• **Directions**:
Return every record below exactly as written, omitting any pictures.

"""

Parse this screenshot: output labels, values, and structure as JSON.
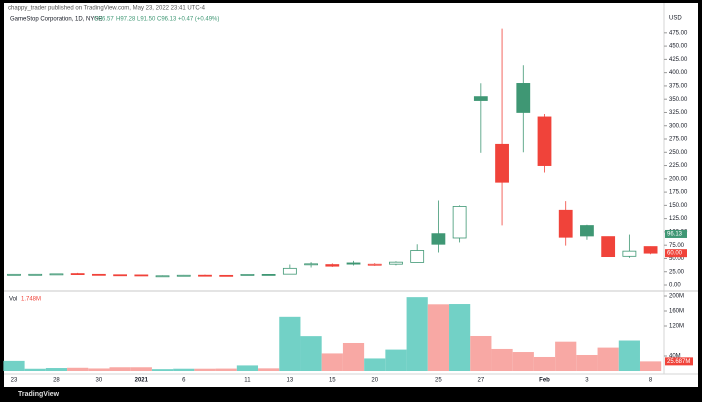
{
  "header": {
    "publisher": "chappy_trader published on TradingView.com, May 23, 2022 23:41 UTC-4"
  },
  "footer": {
    "brand": "TradingView"
  },
  "chart_data": {
    "type": "candlestick",
    "title": "GameStop Corporation, 1D, NYSE",
    "legend": {
      "o": "O96.57",
      "h": "H97.28",
      "l": "L91.50",
      "c": "C96.13",
      "change": "+0.47 (+0.49%)"
    },
    "currency": "USD",
    "categories": [
      "23",
      null,
      "28",
      null,
      "30",
      null,
      "2021",
      null,
      "6",
      null,
      null,
      "11",
      null,
      "13",
      null,
      "15",
      null,
      "20",
      null,
      null,
      "25",
      null,
      "27",
      null,
      null,
      "Feb",
      null,
      "3",
      null,
      null,
      "8"
    ],
    "open": [
      19.2,
      20.1,
      20.5,
      21.5,
      20.1,
      19.3,
      19.0,
      17.35,
      17.34,
      18.47,
      18.18,
      19.41,
      19.96,
      20.42,
      38.49,
      38.49,
      41.55,
      37.37,
      39.23,
      42.59,
      96.73,
      88.56,
      354.83,
      265.0,
      379.71,
      316.56,
      140.76,
      112.01,
      91.19,
      54.04,
      72.41
    ],
    "high": [
      20.6,
      20.8,
      21.3,
      22.9,
      20.6,
      19.7,
      19.1,
      18.08,
      18.98,
      19.45,
      18.3,
      20.65,
      20.4,
      38.65,
      43.06,
      40.75,
      45.52,
      41.19,
      44.75,
      76.76,
      159.18,
      150.0,
      380.0,
      483.0,
      413.98,
      322.0,
      158.0,
      113.4,
      91.5,
      95.0,
      72.66
    ],
    "low": [
      18.4,
      19.5,
      19.8,
      20.1,
      19.1,
      18.6,
      17.15,
      17.23,
      17.33,
      18.02,
      17.08,
      19.01,
      19.32,
      20.03,
      33.05,
      34.01,
      36.64,
      36.06,
      37.0,
      42.32,
      61.13,
      80.2,
      249.0,
      112.25,
      250.0,
      212.0,
      74.22,
      85.25,
      53.33,
      51.09,
      58.02
    ],
    "close": [
      20.1,
      20.15,
      20.99,
      20.4,
      19.38,
      18.84,
      17.25,
      17.37,
      18.36,
      18.08,
      17.69,
      19.94,
      19.95,
      31.4,
      39.91,
      35.5,
      39.36,
      39.12,
      43.03,
      65.01,
      76.79,
      147.98,
      347.51,
      193.6,
      325.0,
      225.0,
      90.0,
      92.41,
      53.5,
      63.77,
      60.0
    ],
    "volume": [
      27,
      6.0,
      7.9,
      8.6,
      6.8,
      10.0,
      10.0,
      4.96,
      6.06,
      6.13,
      6.48,
      14.9,
      7.06,
      144.5,
      93.0,
      46.9,
      74.7,
      33.5,
      57.1,
      197.0,
      177.9,
      178.6,
      93.4,
      58.8,
      50.6,
      37.4,
      78.2,
      42.7,
      62.4,
      81.3,
      25.687
    ],
    "up_color": "#3f9774",
    "down_color": "#f0433a",
    "volume_up_color": "#72d1c6",
    "volume_down_color": "#f8a8a4",
    "ylim": [
      -9.4,
      518
    ],
    "yticks": [
      {
        "value": 0,
        "label": "0.00"
      },
      {
        "value": 25,
        "label": "25.00"
      },
      {
        "value": 50,
        "label": "50.00"
      },
      {
        "value": 75,
        "label": "75.00"
      },
      {
        "value": 100,
        "label": "100.00"
      },
      {
        "value": 125,
        "label": "125.00"
      },
      {
        "value": 150,
        "label": "150.00"
      },
      {
        "value": 175,
        "label": "175.00"
      },
      {
        "value": 200,
        "label": "200.00"
      },
      {
        "value": 225,
        "label": "225.00"
      },
      {
        "value": 250,
        "label": "250.00"
      },
      {
        "value": 275,
        "label": "275.00"
      },
      {
        "value": 300,
        "label": "300.00"
      },
      {
        "value": 325,
        "label": "325.00"
      },
      {
        "value": 350,
        "label": "350.00"
      },
      {
        "value": 375,
        "label": "375.00"
      },
      {
        "value": 400,
        "label": "400.00"
      },
      {
        "value": 425,
        "label": "425.00"
      },
      {
        "value": 450,
        "label": "450.00"
      },
      {
        "value": 475,
        "label": "475.00"
      }
    ],
    "price_labels": [
      {
        "value": 96.13,
        "label": "96.13",
        "color": "#3f9774"
      },
      {
        "value": 60,
        "label": "60.00",
        "color": "#f0433a"
      }
    ],
    "volume_title": "Vol",
    "volume_value_label": "1.748M",
    "vlim": [
      0,
      210.7
    ],
    "vticks": [
      {
        "value": 40,
        "label": "40M"
      },
      {
        "value": 120,
        "label": "120M"
      },
      {
        "value": 160,
        "label": "160M"
      },
      {
        "value": 200,
        "label": "200M"
      }
    ],
    "volume_label": {
      "value": 25.687,
      "label": "25.687M"
    }
  }
}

"""

• **Output for this exercise**:
Parse this screenshot: output labels, values, and structure as JSON.
{
  "header": {
    "publisher": "chappy_trader published on TradingView.com, May 23, 2022 23:41 UTC-4"
  },
  "footer": {
    "brand": "TradingView"
  },
  "chart_data": {
    "type": "candlestick",
    "title": "GameStop Corporation, 1D, NYSE",
    "legend": {
      "o": "O96.57",
      "h": "H97.28",
      "l": "L91.50",
      "c": "C96.13",
      "change": "+0.47 (+0.49%)"
    },
    "currency": "USD",
    "categories": [
      "23",
      null,
      "28",
      null,
      "30",
      null,
      "2021",
      null,
      "6",
      null,
      null,
      "11",
      null,
      "13",
      null,
      "15",
      null,
      "20",
      null,
      null,
      "25",
      null,
      "27",
      null,
      null,
      "Feb",
      null,
      "3",
      null,
      null,
      "8"
    ],
    "open": [
      19.2,
      20.1,
      20.5,
      21.5,
      20.1,
      19.3,
      19.0,
      17.35,
      17.34,
      18.47,
      18.18,
      19.41,
      19.96,
      20.42,
      38.49,
      38.49,
      41.55,
      37.37,
      39.23,
      42.59,
      96.73,
      88.56,
      354.83,
      265.0,
      379.71,
      316.56,
      140.76,
      112.01,
      91.19,
      54.04,
      72.41
    ],
    "high": [
      20.6,
      20.8,
      21.3,
      22.9,
      20.6,
      19.7,
      19.1,
      18.08,
      18.98,
      19.45,
      18.3,
      20.65,
      20.4,
      38.65,
      43.06,
      40.75,
      45.52,
      41.19,
      44.75,
      76.76,
      159.18,
      150.0,
      380.0,
      483.0,
      413.98,
      322.0,
      158.0,
      113.4,
      91.5,
      95.0,
      72.66
    ],
    "low": [
      18.4,
      19.5,
      19.8,
      20.1,
      19.1,
      18.6,
      17.15,
      17.23,
      17.33,
      18.02,
      17.08,
      19.01,
      19.32,
      20.03,
      33.05,
      34.01,
      36.64,
      36.06,
      37.0,
      42.32,
      61.13,
      80.2,
      249.0,
      112.25,
      250.0,
      212.0,
      74.22,
      85.25,
      53.33,
      51.09,
      58.02
    ],
    "close": [
      20.1,
      20.15,
      20.99,
      20.4,
      19.38,
      18.84,
      17.25,
      17.37,
      18.36,
      18.08,
      17.69,
      19.94,
      19.95,
      31.4,
      39.91,
      35.5,
      39.36,
      39.12,
      43.03,
      65.01,
      76.79,
      147.98,
      347.51,
      193.6,
      325.0,
      225.0,
      90.0,
      92.41,
      53.5,
      63.77,
      60.0
    ],
    "volume": [
      27,
      6.0,
      7.9,
      8.6,
      6.8,
      10.0,
      10.0,
      4.96,
      6.06,
      6.13,
      6.48,
      14.9,
      7.06,
      144.5,
      93.0,
      46.9,
      74.7,
      33.5,
      57.1,
      197.0,
      177.9,
      178.6,
      93.4,
      58.8,
      50.6,
      37.4,
      78.2,
      42.7,
      62.4,
      81.3,
      25.687
    ],
    "up_color": "#3f9774",
    "down_color": "#f0433a",
    "volume_up_color": "#72d1c6",
    "volume_down_color": "#f8a8a4",
    "ylim": [
      -9.4,
      518
    ],
    "yticks": [
      {
        "value": 0,
        "label": "0.00"
      },
      {
        "value": 25,
        "label": "25.00"
      },
      {
        "value": 50,
        "label": "50.00"
      },
      {
        "value": 75,
        "label": "75.00"
      },
      {
        "value": 100,
        "label": "100.00"
      },
      {
        "value": 125,
        "label": "125.00"
      },
      {
        "value": 150,
        "label": "150.00"
      },
      {
        "value": 175,
        "label": "175.00"
      },
      {
        "value": 200,
        "label": "200.00"
      },
      {
        "value": 225,
        "label": "225.00"
      },
      {
        "value": 250,
        "label": "250.00"
      },
      {
        "value": 275,
        "label": "275.00"
      },
      {
        "value": 300,
        "label": "300.00"
      },
      {
        "value": 325,
        "label": "325.00"
      },
      {
        "value": 350,
        "label": "350.00"
      },
      {
        "value": 375,
        "label": "375.00"
      },
      {
        "value": 400,
        "label": "400.00"
      },
      {
        "value": 425,
        "label": "425.00"
      },
      {
        "value": 450,
        "label": "450.00"
      },
      {
        "value": 475,
        "label": "475.00"
      }
    ],
    "price_labels": [
      {
        "value": 96.13,
        "label": "96.13",
        "color": "#3f9774"
      },
      {
        "value": 60,
        "label": "60.00",
        "color": "#f0433a"
      }
    ],
    "volume_title": "Vol",
    "volume_value_label": "1.748M",
    "vlim": [
      0,
      210.7
    ],
    "vticks": [
      {
        "value": 40,
        "label": "40M"
      },
      {
        "value": 120,
        "label": "120M"
      },
      {
        "value": 160,
        "label": "160M"
      },
      {
        "value": 200,
        "label": "200M"
      }
    ],
    "volume_label": {
      "value": 25.687,
      "label": "25.687M"
    }
  }
}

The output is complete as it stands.